• Exercise details: Duplicate the passage on childhood anxiety disorders word for word, everything from "All children experience" down to "anxiety in children.".

*** Opening of Selected extract ***

List of Illnesses

Anxiety Disorders in Children and Adolescents


All children experience anxiety. Anxiety in children is expected and normal at specific times in development. For example, from approximately age 8 months through the preschool years, healthy youngsters may show intense distress (anxiety) at times of separation from their parents or other persons with whom they are close. Anxious children are often overly tense or uptight. Some may seek a lot of reassurance, and their worries may interfere with activities. Parents should not discount a child’s fears. Because anxious children may also be quiet, compliant and eager to please, their difficulties may be missed. Parents should be alert to the signs of severe anxiety so they can intervene early to prevent complications. There are different types of anxiety in children.

Overview and Facts

Around 5% of children and adolescents meet criteria for an anxiety disorder during a given period of time in Western populations.
Anxiety disorders are more common in females than males in the general population. Most population studies estimate around 1.5-2 times as many females compared to males for most anxiety disorders. Anxiety disorders are among some of the earliest disorders to appear and most commonly begin by middle childhood to mid adolescence. It is common for anxiety disorders to appear within a context of temperamental inhibition and fearfulness.

*** Close of Selected extract ***
*** Opening of Extracted data ***

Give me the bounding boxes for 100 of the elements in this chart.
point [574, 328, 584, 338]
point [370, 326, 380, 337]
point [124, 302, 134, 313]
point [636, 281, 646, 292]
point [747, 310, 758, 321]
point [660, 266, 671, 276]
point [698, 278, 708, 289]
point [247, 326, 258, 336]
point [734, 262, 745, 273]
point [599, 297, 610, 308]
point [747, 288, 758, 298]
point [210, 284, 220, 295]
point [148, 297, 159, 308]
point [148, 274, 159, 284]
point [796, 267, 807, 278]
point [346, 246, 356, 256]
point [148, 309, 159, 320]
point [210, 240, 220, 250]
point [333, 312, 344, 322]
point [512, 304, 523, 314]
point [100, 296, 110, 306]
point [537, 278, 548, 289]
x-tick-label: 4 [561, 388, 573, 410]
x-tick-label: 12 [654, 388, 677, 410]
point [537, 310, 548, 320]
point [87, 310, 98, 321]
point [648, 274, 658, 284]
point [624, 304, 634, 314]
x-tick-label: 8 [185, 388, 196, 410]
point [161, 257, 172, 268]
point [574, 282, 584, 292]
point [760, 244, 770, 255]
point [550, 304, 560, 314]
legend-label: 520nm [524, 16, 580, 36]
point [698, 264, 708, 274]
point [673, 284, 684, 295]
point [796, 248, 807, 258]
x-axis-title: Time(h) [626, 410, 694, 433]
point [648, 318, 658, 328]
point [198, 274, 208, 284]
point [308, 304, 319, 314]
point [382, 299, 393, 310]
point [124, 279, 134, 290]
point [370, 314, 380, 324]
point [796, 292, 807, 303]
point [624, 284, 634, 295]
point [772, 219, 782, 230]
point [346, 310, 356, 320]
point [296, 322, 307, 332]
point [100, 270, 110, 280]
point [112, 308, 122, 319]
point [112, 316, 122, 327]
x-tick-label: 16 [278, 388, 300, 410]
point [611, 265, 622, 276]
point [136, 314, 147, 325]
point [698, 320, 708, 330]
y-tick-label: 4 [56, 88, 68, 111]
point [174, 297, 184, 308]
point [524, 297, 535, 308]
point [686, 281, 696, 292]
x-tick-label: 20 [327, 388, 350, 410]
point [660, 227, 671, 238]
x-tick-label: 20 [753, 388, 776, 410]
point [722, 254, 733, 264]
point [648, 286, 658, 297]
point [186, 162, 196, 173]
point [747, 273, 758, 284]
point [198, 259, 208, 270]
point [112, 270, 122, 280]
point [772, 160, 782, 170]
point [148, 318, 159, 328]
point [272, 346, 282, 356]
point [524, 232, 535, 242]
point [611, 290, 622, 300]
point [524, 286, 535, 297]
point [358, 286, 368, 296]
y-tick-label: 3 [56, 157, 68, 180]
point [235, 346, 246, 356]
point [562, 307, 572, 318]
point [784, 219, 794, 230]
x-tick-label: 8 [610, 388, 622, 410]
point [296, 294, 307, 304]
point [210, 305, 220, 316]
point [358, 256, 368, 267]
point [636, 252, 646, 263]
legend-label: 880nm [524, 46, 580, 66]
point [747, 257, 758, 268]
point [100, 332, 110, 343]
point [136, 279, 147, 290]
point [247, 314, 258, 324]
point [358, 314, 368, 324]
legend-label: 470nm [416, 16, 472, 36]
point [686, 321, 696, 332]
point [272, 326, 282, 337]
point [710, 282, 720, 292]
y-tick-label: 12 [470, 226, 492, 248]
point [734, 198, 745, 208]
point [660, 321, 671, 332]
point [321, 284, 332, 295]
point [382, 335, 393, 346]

*** Close of Extracted data ***

• Exercise solution:
All children experience anxiety. Anxiety in children is expected and normal at specific times in development. For example, from approximately age 8 months through the preschool years, healthy youngsters may show intense distress (anxiety) at times of separation from their parents or other persons with whom they are close. Anxious children are often overly tense or uptight. Some may seek a lot of reassurance, and their worries may interfere with activities. Parents should not discount a child’s fears. Because anxious children may also be quiet, compliant and eager to please, their difficulties may be missed. Parents should be alert to the signs of severe anxiety so they can intervene early to prevent complications. There are different types of anxiety in children.